## PROBLEM REQUIREMENTS
Can you quote the records below in full, word for word?

## GIVEN RECORDS
-*-*-
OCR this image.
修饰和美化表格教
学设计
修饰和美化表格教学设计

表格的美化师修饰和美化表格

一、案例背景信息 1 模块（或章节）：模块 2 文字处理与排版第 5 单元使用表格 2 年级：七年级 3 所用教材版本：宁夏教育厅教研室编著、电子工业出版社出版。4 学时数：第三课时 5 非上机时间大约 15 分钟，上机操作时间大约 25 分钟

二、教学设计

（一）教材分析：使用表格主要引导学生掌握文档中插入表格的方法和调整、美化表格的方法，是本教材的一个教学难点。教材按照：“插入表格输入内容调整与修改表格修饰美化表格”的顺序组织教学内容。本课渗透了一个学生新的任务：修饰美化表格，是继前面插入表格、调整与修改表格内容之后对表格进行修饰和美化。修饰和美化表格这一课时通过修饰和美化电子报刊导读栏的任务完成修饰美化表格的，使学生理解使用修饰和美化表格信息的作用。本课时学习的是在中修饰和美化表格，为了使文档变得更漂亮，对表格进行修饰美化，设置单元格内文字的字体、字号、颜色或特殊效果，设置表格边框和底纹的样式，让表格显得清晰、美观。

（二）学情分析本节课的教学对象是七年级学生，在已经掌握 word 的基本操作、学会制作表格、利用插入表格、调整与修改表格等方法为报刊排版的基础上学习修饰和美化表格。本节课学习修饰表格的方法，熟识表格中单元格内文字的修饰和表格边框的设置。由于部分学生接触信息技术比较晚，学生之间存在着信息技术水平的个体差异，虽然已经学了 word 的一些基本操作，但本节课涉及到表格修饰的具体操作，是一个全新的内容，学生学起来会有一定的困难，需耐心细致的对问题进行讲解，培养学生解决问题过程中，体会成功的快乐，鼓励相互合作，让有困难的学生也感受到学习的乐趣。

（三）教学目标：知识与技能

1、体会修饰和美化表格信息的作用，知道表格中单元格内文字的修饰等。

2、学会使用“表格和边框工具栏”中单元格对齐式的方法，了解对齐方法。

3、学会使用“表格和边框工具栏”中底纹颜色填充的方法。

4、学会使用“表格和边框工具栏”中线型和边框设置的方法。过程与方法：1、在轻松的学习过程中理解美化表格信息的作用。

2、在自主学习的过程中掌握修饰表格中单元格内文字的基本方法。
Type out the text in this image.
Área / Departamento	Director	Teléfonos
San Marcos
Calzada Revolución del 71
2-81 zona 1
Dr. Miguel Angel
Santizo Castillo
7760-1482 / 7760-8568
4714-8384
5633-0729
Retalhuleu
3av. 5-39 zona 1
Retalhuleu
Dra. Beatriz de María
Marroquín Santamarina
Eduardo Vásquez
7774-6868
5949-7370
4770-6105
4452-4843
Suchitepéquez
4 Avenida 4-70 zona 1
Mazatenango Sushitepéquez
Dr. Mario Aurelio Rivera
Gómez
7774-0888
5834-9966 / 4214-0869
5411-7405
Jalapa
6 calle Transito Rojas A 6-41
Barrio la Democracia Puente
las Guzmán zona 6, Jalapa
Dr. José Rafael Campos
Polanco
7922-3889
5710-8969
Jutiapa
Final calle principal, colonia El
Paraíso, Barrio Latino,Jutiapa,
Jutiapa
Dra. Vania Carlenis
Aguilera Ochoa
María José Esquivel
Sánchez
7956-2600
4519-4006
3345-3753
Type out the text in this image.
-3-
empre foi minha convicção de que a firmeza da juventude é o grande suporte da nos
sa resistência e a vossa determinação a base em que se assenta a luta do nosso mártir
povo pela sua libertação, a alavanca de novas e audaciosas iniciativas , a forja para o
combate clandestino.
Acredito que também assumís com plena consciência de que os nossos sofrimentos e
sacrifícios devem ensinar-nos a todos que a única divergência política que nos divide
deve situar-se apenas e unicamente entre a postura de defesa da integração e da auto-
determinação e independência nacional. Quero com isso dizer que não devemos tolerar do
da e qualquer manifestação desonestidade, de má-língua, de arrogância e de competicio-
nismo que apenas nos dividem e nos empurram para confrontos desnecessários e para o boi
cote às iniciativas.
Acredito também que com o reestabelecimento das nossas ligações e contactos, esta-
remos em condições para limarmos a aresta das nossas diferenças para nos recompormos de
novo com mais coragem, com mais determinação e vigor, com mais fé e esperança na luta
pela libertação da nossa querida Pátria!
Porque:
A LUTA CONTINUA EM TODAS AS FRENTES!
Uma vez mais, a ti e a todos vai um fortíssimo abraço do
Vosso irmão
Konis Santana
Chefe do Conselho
-*-*-
## ANSWER TO THE PROBLEM
OCR this image.
修饰和美化表格教
学设计
修饰和美化表格教学设计

表格的美化师修饰和美化表格

一、案例背景信息 1 模块（或章节）：模块 2 文字处理与排版第 5 单元使用表格 2 年级：七年级 3 所用教材版本：宁夏教育厅教研室编著、电子工业出版社出版。4 学时数：第三课时 5 非上机时间大约 15 分钟，上机操作时间大约 25 分钟

二、教学设计

（一）教材分析：使用表格主要引导学生掌握文档中插入表格的方法和调整、美化表格的方法，是本教材的一个教学难点。教材按照：“插入表格输入内容调整与修改表格修饰美化表格”的顺序组织教学内容。本课渗透了一个学生新的任务：修饰美化表格，是继前面插入表格、调整与修改表格内容之后对表格进行修饰和美化。修饰和美化表格这一课时通过修饰和美化电子报刊导读栏的任务完成修饰美化表格的，使学生理解使用修饰和美化表格信息的作用。本课时学习的是在中修饰和美化表格，为了使文档变得更漂亮，对表格进行修饰美化，设置单元格内文字的字体、字号、颜色或特殊效果，设置表格边框和底纹的样式，让表格显得清晰、美观。

（二）学情分析本节课的教学对象是七年级学生，在已经掌握 word 的基本操作、学会制作表格、利用插入表格、调整与修改表格等方法为报刊排版的基础上学习修饰和美化表格。本节课学习修饰表格的方法，熟识表格中单元格内文字的修饰和表格边框的设置。由于部分学生接触信息技术比较晚，学生之间存在着信息技术水平的个体差异，虽然已经学了 word 的一些基本操作，但本节课涉及到表格修饰的具体操作，是一个全新的内容，学生学起来会有一定的困难，需耐心细致的对问题进行讲解，培养学生解决问题过程中，体会成功的快乐，鼓励相互合作，让有困难的学生也感受到学习的乐趣。

（三）教学目标：知识与技能

1、体会修饰和美化表格信息的作用，知道表格中单元格内文字的修饰等。

2、学会使用“表格和边框工具栏”中单元格对齐式的方法，了解对齐方法。

3、学会使用“表格和边框工具栏”中底纹颜色填充的方法。

4、学会使用“表格和边框工具栏”中线型和边框设置的方法。过程与方法：1、在轻松的学习过程中理解美化表格信息的作用。

2、在自主学习的过程中掌握修饰表格中单元格内文字的基本方法。
Type out the text in this image.
Área / Departamento	Director	Teléfonos
San Marcos
Calzada Revolución del 71
2-81 zona 1
Dr. Miguel Angel
Santizo Castillo
7760-1482 / 7760-8568
4714-8384
5633-0729
Retalhuleu
3av. 5-39 zona 1
Retalhuleu
Dra. Beatriz de María
Marroquín Santamarina
Eduardo Vásquez
7774-6868
5949-7370
4770-6105
4452-4843
Suchitepéquez
4 Avenida 4-70 zona 1
Mazatenango Sushitepéquez
Dr. Mario Aurelio Rivera
Gómez
7774-0888
5834-9966 / 4214-0869
5411-7405
Jalapa
6 calle Transito Rojas A 6-41
Barrio la Democracia Puente
las Guzmán zona 6, Jalapa
Dr. José Rafael Campos
Polanco
7922-3889
5710-8969
Jutiapa
Final calle principal, colonia El
Paraíso, Barrio Latino,Jutiapa,
Jutiapa
Dra. Vania Carlenis
Aguilera Ochoa
María José Esquivel
Sánchez
7956-2600
4519-4006
3345-3753
Type out the text in this image.
-3-
empre foi minha convicção de que a firmeza da juventude é o grande suporte da nos
sa resistência e a vossa determinação a base em que se assenta a luta do nosso mártir
povo pela sua libertação, a alavanca de novas e audaciosas iniciativas , a forja para o
combate clandestino.
Acredito que também assumís com plena consciência de que os nossos sofrimentos e
sacrifícios devem ensinar-nos a todos que a única divergência política que nos divide
deve situar-se apenas e unicamente entre a postura de defesa da integração e da auto-
determinação e independência nacional. Quero com isso dizer que não devemos tolerar do
da e qualquer manifestação desonestidade, de má-língua, de arrogância e de competicio-
nismo que apenas nos dividem e nos empurram para confrontos desnecessários e para o boi
cote às iniciativas.
Acredito também que com o reestabelecimento das nossas ligações e contactos, esta-
remos em condições para limarmos a aresta das nossas diferenças para nos recompormos de
novo com mais coragem, com mais determinação e vigor, com mais fé e esperança na luta
pela libertação da nossa querida Pátria!
Porque:
A LUTA CONTINUA EM TODAS AS FRENTES!
Uma vez mais, a ti e a todos vai um fortíssimo abraço do
Vosso irmão
Konis Santana
Chefe do Conselho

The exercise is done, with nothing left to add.